- [THE TASK] Check each line of the records for "title"; collect those that have it.

- [MATERIAL FOR THIS TASK]

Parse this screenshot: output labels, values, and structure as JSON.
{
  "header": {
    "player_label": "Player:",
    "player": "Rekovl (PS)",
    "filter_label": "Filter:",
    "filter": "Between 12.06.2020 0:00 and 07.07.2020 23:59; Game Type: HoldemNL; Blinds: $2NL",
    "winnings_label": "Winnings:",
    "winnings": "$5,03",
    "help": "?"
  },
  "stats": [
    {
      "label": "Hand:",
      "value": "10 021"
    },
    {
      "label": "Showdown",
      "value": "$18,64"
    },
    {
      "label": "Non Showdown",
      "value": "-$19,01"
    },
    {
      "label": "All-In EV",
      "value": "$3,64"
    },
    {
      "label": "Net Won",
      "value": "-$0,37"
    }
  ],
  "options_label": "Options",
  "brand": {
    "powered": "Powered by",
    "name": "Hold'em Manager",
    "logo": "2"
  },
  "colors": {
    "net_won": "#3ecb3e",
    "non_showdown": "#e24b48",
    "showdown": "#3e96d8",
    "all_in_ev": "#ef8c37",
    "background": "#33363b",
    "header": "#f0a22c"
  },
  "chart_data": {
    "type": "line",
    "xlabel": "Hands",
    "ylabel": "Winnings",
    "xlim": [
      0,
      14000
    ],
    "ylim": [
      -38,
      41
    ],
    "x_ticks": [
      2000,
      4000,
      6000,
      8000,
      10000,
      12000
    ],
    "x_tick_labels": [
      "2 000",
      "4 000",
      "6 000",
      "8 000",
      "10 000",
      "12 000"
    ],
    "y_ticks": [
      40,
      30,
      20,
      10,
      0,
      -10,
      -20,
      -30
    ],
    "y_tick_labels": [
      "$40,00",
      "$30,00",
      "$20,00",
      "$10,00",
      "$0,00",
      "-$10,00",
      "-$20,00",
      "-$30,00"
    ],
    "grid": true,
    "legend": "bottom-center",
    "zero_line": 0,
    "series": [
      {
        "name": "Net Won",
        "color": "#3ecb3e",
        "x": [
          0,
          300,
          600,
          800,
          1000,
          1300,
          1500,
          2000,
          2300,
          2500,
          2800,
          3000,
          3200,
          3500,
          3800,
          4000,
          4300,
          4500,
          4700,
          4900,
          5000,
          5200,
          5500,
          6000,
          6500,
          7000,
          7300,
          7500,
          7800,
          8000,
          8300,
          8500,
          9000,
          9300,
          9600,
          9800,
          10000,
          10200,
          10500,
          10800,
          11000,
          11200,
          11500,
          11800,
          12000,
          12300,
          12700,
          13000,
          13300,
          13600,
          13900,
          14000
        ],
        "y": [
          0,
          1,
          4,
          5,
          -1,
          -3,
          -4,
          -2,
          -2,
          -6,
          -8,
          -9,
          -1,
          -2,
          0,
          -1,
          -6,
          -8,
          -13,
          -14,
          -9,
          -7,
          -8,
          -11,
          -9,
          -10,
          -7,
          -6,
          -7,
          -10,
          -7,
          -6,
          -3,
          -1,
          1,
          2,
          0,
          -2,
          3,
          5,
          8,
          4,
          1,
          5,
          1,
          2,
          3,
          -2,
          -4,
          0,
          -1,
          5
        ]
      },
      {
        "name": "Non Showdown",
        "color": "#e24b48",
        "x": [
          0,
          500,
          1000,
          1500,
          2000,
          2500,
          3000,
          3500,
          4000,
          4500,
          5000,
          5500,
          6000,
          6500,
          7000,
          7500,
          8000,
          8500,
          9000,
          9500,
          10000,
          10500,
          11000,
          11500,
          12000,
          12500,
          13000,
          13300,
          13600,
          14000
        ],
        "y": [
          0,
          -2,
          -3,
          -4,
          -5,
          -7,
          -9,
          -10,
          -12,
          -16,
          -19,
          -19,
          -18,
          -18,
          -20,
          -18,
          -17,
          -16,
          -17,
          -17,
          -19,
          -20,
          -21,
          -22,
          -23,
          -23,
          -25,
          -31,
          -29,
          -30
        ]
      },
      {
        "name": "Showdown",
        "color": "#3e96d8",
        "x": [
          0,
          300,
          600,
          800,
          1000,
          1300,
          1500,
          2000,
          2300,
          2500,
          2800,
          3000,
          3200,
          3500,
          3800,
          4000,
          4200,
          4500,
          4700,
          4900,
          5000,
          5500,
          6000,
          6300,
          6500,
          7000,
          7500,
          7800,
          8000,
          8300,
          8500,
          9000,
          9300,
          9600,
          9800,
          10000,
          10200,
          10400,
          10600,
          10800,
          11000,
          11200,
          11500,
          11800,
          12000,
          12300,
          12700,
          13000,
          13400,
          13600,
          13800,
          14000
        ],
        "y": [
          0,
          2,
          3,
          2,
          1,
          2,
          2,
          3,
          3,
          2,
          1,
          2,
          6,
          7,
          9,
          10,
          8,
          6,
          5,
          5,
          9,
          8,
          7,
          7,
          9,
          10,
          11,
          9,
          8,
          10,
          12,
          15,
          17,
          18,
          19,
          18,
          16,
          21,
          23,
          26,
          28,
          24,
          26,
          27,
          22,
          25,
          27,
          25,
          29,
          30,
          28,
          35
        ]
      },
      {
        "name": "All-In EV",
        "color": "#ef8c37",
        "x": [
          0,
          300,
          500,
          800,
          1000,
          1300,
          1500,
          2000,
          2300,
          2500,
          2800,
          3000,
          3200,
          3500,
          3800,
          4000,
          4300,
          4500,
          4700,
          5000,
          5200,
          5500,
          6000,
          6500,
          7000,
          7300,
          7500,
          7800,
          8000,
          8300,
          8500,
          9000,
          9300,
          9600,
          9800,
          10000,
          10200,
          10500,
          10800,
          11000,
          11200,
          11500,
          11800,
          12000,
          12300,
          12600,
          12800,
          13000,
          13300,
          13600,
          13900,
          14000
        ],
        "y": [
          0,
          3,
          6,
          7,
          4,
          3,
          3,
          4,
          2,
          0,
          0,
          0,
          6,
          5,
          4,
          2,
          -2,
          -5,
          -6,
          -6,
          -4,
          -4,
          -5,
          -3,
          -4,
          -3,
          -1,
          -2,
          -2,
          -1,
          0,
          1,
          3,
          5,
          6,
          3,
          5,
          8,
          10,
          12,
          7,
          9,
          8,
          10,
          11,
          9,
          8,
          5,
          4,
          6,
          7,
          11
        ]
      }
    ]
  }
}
...
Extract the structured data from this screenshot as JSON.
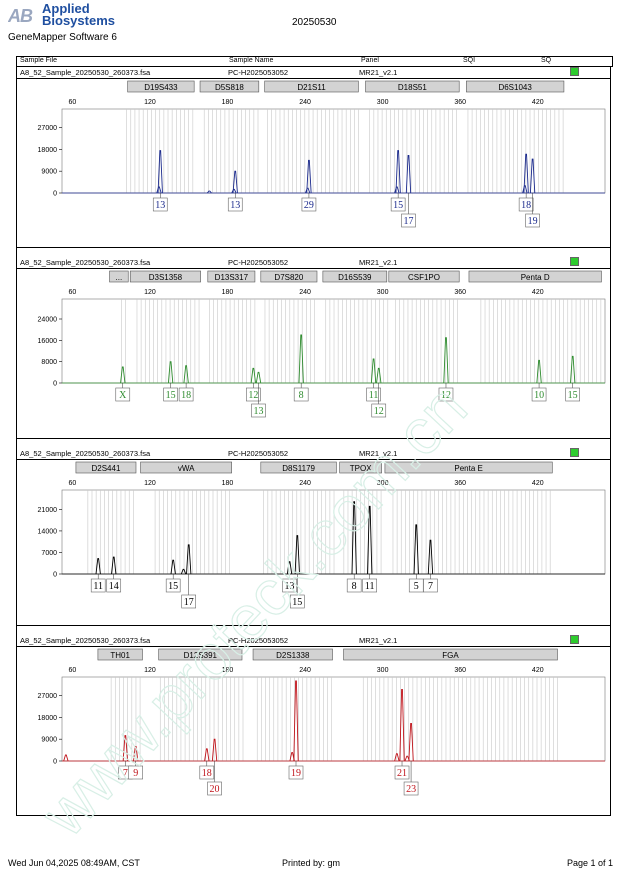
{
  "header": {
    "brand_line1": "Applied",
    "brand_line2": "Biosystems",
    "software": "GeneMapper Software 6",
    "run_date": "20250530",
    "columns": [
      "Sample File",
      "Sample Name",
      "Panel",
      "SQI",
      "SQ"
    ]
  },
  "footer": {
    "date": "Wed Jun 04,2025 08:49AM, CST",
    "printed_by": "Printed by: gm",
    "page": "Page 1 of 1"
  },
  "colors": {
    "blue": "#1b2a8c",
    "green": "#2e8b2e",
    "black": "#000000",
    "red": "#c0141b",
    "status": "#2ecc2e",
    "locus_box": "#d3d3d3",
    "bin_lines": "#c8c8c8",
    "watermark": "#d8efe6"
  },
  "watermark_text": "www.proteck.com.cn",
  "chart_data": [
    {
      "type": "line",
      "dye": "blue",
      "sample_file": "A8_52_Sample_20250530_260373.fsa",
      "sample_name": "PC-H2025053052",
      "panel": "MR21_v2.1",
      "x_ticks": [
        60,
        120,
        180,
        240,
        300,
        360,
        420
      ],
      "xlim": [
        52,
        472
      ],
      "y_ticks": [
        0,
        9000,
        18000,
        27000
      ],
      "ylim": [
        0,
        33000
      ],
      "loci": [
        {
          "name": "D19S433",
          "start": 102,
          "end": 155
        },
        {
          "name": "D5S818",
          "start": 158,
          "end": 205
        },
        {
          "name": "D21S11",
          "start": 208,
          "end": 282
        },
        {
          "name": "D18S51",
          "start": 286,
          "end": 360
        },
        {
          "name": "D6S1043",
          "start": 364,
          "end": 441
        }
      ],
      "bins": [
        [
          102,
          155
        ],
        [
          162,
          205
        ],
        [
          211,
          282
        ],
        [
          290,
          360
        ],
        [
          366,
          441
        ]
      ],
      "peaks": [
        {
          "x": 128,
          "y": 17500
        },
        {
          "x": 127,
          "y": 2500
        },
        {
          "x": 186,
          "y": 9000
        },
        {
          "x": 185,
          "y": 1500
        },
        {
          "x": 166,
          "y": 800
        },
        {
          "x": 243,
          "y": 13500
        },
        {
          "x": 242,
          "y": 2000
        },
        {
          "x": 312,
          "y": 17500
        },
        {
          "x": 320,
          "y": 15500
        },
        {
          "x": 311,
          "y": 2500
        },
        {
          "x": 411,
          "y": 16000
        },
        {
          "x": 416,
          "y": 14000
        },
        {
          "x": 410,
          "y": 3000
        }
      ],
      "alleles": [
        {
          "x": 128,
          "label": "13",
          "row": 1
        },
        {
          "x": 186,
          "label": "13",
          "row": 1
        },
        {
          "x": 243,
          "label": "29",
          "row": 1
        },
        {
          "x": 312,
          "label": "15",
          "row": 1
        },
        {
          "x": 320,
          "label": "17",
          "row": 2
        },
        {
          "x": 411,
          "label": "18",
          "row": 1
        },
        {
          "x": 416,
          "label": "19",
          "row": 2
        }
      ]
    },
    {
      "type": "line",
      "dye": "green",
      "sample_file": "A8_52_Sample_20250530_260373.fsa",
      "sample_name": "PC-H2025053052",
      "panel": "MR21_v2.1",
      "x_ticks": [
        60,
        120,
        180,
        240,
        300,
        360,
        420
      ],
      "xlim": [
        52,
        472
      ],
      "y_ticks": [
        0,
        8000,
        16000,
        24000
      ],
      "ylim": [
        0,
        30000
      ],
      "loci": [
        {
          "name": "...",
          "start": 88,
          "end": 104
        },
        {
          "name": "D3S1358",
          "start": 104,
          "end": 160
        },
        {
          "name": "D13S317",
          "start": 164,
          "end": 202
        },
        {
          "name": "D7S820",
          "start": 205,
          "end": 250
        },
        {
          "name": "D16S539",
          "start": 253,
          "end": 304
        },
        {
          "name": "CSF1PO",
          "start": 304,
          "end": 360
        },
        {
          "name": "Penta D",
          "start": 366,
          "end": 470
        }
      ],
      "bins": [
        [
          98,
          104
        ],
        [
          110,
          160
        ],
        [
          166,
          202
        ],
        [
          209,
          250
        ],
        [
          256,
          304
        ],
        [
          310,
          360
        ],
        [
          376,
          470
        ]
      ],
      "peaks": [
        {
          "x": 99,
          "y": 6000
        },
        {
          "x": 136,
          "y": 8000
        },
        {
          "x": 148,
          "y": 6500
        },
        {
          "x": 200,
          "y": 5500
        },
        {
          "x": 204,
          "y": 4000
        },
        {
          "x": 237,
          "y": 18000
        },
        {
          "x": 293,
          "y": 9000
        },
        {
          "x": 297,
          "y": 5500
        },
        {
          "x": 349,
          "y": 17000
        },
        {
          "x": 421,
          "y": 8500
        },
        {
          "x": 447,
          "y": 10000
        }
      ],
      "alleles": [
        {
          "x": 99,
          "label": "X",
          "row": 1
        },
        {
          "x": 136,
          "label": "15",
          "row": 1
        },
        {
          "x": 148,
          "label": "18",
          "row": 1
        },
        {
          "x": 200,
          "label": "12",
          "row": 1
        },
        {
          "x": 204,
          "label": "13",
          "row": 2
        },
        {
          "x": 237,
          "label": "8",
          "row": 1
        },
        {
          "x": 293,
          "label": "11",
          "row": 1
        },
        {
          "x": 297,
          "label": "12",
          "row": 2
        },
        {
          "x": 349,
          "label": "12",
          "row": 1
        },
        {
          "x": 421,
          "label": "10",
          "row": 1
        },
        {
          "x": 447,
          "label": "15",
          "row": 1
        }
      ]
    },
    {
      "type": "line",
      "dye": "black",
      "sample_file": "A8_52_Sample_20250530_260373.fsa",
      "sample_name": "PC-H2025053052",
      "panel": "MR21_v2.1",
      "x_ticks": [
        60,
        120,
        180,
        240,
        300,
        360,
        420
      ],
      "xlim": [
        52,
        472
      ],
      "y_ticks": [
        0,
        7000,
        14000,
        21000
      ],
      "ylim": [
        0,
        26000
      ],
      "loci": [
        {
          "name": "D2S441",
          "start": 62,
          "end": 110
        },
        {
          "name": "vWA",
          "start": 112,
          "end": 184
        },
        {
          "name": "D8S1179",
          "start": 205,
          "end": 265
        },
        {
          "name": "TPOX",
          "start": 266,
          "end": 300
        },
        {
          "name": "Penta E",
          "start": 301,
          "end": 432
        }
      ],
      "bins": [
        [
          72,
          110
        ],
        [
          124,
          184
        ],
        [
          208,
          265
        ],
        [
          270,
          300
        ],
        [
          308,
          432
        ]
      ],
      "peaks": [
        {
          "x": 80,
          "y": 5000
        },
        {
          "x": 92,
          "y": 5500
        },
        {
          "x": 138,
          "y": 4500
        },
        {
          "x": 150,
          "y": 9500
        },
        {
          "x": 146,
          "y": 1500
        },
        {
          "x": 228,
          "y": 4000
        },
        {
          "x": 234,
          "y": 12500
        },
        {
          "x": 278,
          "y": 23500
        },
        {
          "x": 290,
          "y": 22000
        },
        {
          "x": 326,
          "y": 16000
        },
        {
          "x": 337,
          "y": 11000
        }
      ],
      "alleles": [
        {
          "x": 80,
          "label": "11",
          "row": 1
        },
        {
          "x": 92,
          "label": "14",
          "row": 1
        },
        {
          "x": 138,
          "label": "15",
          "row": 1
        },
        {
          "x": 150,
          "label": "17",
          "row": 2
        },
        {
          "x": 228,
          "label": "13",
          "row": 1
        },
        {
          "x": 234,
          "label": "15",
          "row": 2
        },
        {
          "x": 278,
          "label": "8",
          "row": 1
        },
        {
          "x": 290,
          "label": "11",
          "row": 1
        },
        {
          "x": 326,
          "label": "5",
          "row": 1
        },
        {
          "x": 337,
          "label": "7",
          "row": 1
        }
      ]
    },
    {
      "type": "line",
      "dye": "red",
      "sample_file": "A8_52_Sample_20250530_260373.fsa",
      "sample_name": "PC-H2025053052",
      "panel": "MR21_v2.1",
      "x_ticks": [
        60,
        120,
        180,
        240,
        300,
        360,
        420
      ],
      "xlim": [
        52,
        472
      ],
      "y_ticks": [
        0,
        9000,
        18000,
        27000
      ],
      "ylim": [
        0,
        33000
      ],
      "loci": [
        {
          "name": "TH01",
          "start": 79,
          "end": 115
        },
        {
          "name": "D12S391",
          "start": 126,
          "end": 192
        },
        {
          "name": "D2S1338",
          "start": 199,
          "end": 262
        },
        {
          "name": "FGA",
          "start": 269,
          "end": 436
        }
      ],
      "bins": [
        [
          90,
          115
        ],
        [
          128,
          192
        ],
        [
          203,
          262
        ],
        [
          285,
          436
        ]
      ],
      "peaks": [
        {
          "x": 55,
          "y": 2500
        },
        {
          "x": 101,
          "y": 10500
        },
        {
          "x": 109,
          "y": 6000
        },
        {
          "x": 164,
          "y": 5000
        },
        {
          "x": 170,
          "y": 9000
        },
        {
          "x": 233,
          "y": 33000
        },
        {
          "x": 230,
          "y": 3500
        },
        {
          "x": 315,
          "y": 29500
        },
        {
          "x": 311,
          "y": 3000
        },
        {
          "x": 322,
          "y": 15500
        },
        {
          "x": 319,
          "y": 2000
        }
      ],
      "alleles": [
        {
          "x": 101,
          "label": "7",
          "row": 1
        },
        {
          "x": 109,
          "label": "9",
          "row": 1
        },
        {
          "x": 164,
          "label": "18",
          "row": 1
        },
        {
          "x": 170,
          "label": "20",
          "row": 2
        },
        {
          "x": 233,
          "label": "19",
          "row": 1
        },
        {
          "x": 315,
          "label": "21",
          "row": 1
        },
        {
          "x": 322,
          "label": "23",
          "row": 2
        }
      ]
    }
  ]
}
* * *
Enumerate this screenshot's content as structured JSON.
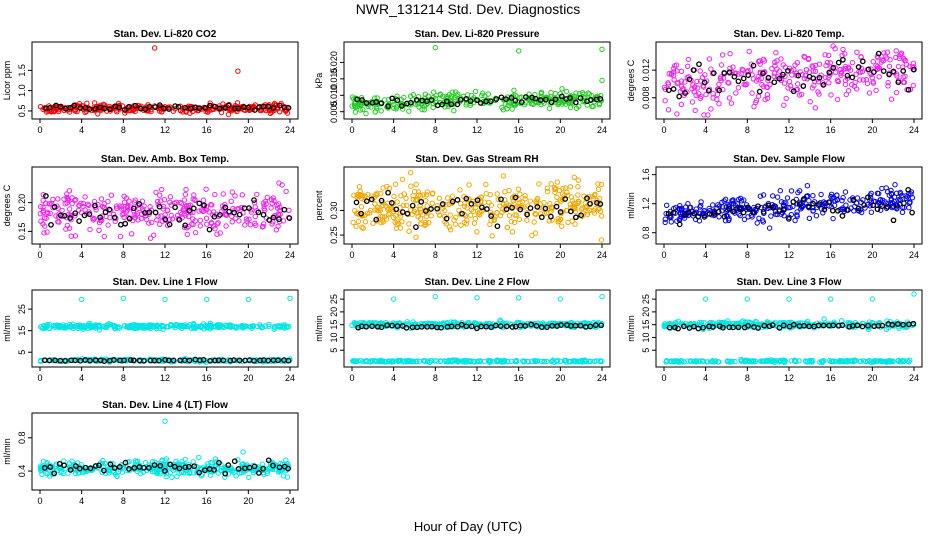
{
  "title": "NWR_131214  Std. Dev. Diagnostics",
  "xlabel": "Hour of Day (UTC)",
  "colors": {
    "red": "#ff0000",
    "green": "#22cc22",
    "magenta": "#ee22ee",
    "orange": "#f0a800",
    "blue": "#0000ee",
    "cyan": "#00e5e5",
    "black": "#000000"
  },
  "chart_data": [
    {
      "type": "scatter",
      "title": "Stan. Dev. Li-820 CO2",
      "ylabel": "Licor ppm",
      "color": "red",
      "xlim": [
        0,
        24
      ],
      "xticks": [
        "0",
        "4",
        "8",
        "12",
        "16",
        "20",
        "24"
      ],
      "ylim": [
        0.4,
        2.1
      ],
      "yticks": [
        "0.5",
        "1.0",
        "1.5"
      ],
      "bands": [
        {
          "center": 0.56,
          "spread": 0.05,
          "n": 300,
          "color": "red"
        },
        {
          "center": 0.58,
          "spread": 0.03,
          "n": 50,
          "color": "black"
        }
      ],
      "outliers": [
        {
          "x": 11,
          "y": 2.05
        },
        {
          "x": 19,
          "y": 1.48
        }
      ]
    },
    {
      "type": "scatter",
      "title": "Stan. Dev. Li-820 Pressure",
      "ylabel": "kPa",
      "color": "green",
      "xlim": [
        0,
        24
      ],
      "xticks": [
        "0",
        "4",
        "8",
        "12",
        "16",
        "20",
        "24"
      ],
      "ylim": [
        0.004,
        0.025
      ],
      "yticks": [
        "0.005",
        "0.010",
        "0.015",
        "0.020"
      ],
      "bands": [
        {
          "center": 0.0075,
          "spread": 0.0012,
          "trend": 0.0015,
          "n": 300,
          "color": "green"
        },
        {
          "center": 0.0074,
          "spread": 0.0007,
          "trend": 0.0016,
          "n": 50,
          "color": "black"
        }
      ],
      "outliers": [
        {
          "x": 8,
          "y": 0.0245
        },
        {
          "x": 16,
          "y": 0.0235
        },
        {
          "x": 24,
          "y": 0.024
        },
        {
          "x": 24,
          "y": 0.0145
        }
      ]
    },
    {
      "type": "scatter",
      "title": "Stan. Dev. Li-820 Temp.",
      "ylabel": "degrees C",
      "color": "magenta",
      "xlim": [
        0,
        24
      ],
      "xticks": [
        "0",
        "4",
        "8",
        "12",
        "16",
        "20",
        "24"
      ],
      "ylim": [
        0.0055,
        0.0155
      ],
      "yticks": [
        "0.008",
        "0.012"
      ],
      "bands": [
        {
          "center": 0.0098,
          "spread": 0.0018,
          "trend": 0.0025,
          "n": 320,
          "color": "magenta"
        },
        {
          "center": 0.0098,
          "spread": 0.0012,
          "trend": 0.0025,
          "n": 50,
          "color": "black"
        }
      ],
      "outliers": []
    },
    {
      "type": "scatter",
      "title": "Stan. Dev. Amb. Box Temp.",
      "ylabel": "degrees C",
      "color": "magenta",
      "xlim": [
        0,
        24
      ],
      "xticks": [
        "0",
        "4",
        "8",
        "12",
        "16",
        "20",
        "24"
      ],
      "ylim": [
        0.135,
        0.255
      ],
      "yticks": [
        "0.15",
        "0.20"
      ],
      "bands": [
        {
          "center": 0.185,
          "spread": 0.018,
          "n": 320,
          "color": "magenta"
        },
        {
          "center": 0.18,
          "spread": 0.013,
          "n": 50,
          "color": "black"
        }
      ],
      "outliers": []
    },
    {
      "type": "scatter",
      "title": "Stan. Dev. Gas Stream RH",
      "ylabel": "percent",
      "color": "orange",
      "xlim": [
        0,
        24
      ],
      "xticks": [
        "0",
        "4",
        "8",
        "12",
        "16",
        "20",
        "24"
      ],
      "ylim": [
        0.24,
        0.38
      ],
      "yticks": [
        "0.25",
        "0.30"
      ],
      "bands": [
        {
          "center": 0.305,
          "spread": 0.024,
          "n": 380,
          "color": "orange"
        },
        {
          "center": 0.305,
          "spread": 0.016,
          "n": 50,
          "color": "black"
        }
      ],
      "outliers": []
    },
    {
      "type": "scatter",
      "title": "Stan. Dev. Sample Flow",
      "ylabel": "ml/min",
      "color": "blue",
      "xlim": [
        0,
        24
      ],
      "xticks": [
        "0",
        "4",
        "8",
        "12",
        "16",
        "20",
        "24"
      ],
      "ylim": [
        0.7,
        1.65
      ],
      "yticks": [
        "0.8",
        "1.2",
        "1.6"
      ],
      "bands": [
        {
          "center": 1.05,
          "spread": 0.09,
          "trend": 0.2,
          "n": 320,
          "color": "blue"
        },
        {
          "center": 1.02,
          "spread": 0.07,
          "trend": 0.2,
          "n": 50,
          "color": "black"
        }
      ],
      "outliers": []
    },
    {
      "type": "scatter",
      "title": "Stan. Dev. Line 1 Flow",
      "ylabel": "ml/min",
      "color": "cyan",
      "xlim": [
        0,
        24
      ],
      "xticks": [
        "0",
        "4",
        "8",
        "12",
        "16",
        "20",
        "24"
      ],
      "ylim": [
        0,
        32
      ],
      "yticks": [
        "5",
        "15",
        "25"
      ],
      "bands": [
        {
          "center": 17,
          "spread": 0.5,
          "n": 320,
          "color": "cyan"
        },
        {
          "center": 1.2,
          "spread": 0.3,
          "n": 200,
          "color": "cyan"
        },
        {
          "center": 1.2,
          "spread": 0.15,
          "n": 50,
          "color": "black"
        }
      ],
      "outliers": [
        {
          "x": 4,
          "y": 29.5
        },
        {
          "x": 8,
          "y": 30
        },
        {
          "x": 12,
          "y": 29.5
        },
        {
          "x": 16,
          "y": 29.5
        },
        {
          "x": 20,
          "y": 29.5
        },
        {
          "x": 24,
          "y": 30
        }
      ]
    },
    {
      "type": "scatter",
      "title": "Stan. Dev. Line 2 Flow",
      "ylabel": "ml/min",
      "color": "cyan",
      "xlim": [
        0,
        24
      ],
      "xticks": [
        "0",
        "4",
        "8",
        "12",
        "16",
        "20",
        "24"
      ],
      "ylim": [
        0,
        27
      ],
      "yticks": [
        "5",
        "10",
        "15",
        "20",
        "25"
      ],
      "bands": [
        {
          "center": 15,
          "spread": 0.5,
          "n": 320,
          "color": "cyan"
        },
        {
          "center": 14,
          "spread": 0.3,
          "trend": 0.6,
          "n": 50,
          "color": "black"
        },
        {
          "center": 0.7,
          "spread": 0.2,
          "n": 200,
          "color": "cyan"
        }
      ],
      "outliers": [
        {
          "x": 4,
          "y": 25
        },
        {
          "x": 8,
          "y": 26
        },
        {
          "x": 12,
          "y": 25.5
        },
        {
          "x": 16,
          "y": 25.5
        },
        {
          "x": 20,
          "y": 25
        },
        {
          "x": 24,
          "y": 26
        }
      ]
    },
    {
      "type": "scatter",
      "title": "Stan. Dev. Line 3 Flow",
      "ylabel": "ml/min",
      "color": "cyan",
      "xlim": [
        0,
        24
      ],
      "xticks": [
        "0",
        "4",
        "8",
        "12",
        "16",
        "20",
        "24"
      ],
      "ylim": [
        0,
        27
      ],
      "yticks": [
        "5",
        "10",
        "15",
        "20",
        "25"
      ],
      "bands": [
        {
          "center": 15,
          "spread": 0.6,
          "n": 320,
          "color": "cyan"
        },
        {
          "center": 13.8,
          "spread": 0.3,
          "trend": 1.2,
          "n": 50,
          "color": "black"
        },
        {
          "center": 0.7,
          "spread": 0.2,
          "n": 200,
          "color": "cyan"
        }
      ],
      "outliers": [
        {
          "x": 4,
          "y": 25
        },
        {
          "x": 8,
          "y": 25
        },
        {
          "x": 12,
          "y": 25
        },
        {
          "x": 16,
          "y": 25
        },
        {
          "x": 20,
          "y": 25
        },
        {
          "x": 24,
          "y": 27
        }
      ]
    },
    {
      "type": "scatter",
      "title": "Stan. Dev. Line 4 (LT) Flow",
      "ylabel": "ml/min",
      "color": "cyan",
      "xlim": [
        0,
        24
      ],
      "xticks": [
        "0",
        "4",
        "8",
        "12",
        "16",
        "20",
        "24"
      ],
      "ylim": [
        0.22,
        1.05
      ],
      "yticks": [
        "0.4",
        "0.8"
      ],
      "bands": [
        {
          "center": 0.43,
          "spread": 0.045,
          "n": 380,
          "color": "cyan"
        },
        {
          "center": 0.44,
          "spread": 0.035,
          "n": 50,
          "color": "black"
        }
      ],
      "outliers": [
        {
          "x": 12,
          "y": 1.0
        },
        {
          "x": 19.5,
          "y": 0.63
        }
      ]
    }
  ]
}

- [THE REPLY]
  "title": "NWR_131214  Std. Dev. Diagnostics",
      "title": "Stan. Dev. Li-820 CO2",
      "title": "Stan. Dev. Li-820 Pressure",
      "title": "Stan. Dev. Li-820 Temp.",
      "title": "Stan. Dev. Amb. Box Temp.",
      "title": "Stan. Dev. Gas Stream RH",
      "title": "Stan. Dev. Sample Flow",
      "title": "Stan. Dev. Line 1 Flow",
      "title": "Stan. Dev. Line 2 Flow",
      "title": "Stan. Dev. Line 3 Flow",
      "title": "Stan. Dev. Line 4 (LT) Flow",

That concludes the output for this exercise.